> _Entries shown_
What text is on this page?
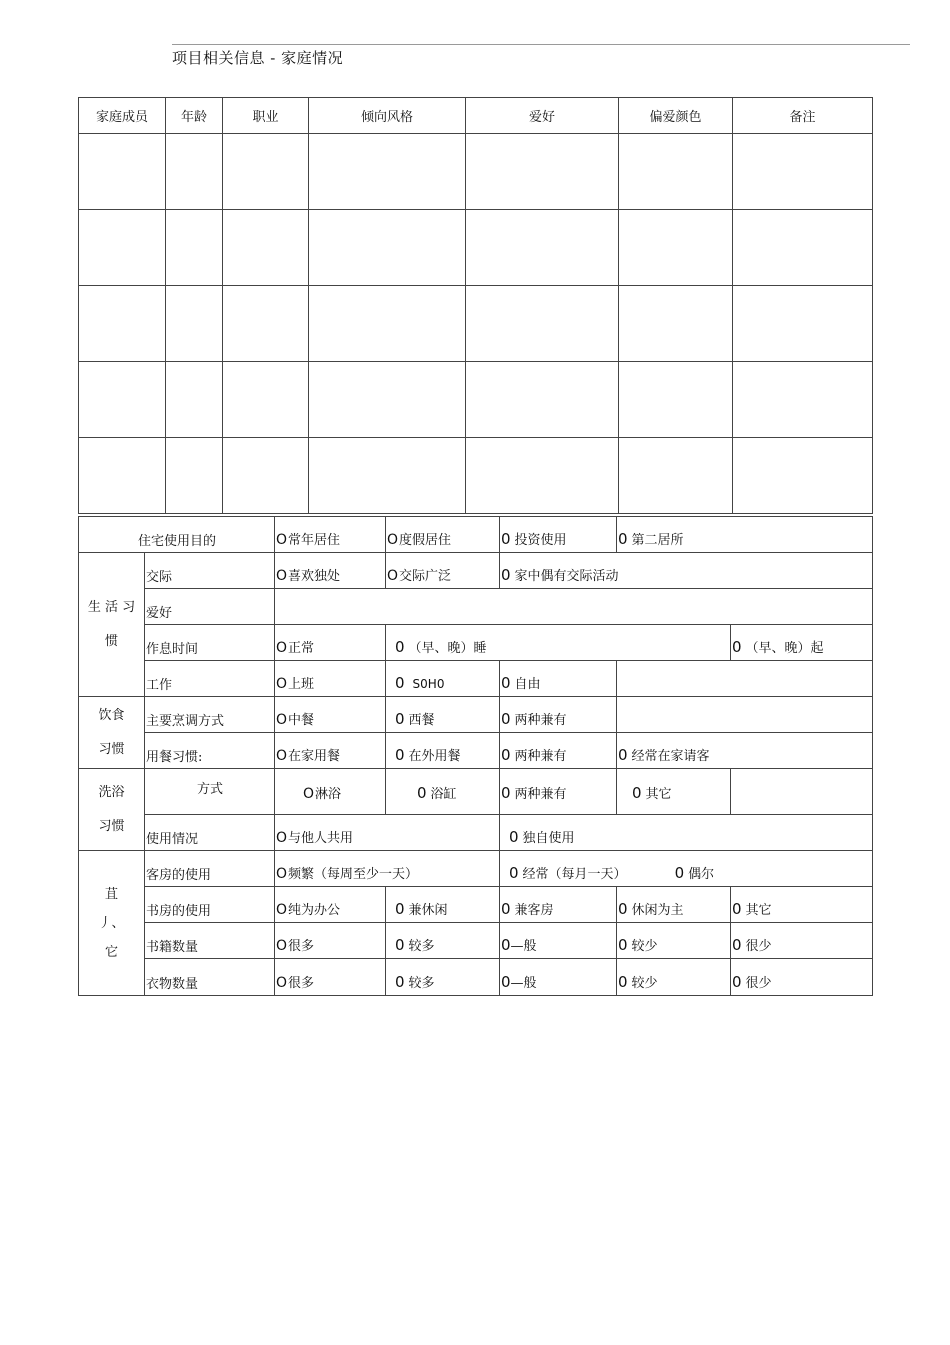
项目相关信息 - 家庭情况
家庭成员	年龄	职业	倾向风格	爱好	偏爱颜色	备注

住宅使用目的		O常年居住	O度假居住	0 投资使用	0 第二居所	
生 活 习
惯	交际	O喜欢独处	O交际广泛	0 家中偶有交际活动		
	爱好					
	作息时间	O正常	0 （早、晚）睡			0 （早、晚）起
	工作	O上班	0 S0H0	0 自由		
饮食
习惯	主要烹调方式	O中餐	0 西餐	0 两种兼有		
	用餐习惯:	O在家用餐	0 在外用餐	0 两种兼有	0 经常在家请客	
洗浴
习惯	方式	O淋浴	0 浴缸	0 两种兼有	0 其它	
	使用情况	O与他人共用		0 独自使用		
苴
丿、
它	客房的使用	O频繁（每周至少一天）		0 经常（每月一天） 0 偶尔		
	书房的使用	O纯为办公	0 兼休闲	0 兼客房	0 休闲为主	0 其它
	书籍数量	O很多	0 较多	0—般	0 较少	0 很少
	衣物数量	O很多	0 较多	0—般	0 较少	0 很少
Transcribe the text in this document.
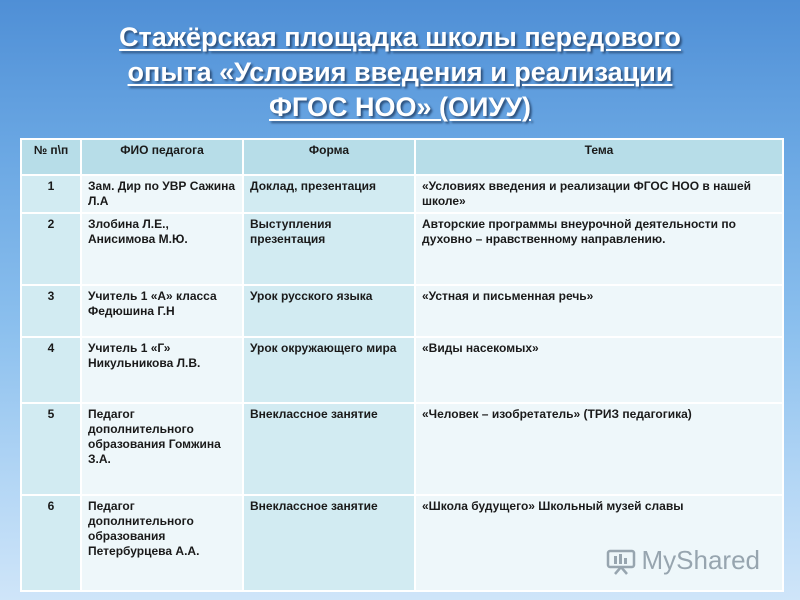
Стажёрская площадка школы передового
опыта «Условия введения и реализации
ФГОС НОО» (ОИУУ)
№ п\п	ФИО педагога	Форма	Тема
1	Зам. Дир по УВР Сажина Л.А	Доклад, презентация	«Условиях введения и реализации ФГОС НОО в нашей школе»
2	Злобина Л.Е., Анисимова М.Ю.	Выступления презентация	Авторские программы внеурочной деятельности по духовно – нравственному направлению.
3	Учитель 1 «А» класса Федюшина Г.Н	Урок русского языка	«Устная и письменная речь»
4	Учитель 1 «Г» Никульникова Л.В.	Урок окружающего мира	«Виды насекомых»
5	Педагог дополнительного образования Гомжина З.А.	Внеклассное занятие	«Человек – изобретатель» (ТРИЗ педагогика)
6	Педагог дополнительного образования Петербурцева А.А.	Внеклассное занятие	«Школа будущего» Школьный музей славы
MyShared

> _Goal of the exercise_
Starting at the line that contains "Transcribe the text in this document.", retype each line through the final one in the listing, with both ends kept and the pictures omitted.

> _Correct output_
Transcribe the text in this document.
Стажёрская площадка школы передового
опыта «Условия введения и реализации
ФГОС НОО» (ОИУУ)
№ п\п	ФИО педагога	Форма	Тема
1	Зам. Дир по УВР Сажина Л.А	Доклад, презентация	«Условиях введения и реализации ФГОС НОО в нашей школе»
2	Злобина Л.Е., Анисимова М.Ю.	Выступления презентация	Авторские программы внеурочной деятельности по духовно – нравственному направлению.
3	Учитель 1 «А» класса Федюшина Г.Н	Урок русского языка	«Устная и письменная речь»
4	Учитель 1 «Г» Никульникова Л.В.	Урок окружающего мира	«Виды насекомых»
5	Педагог дополнительного образования Гомжина З.А.	Внеклассное занятие	«Человек – изобретатель» (ТРИЗ педагогика)
6	Педагог дополнительного образования Петербурцева А.А.	Внеклассное занятие	«Школа будущего» Школьный музей славы
MyShared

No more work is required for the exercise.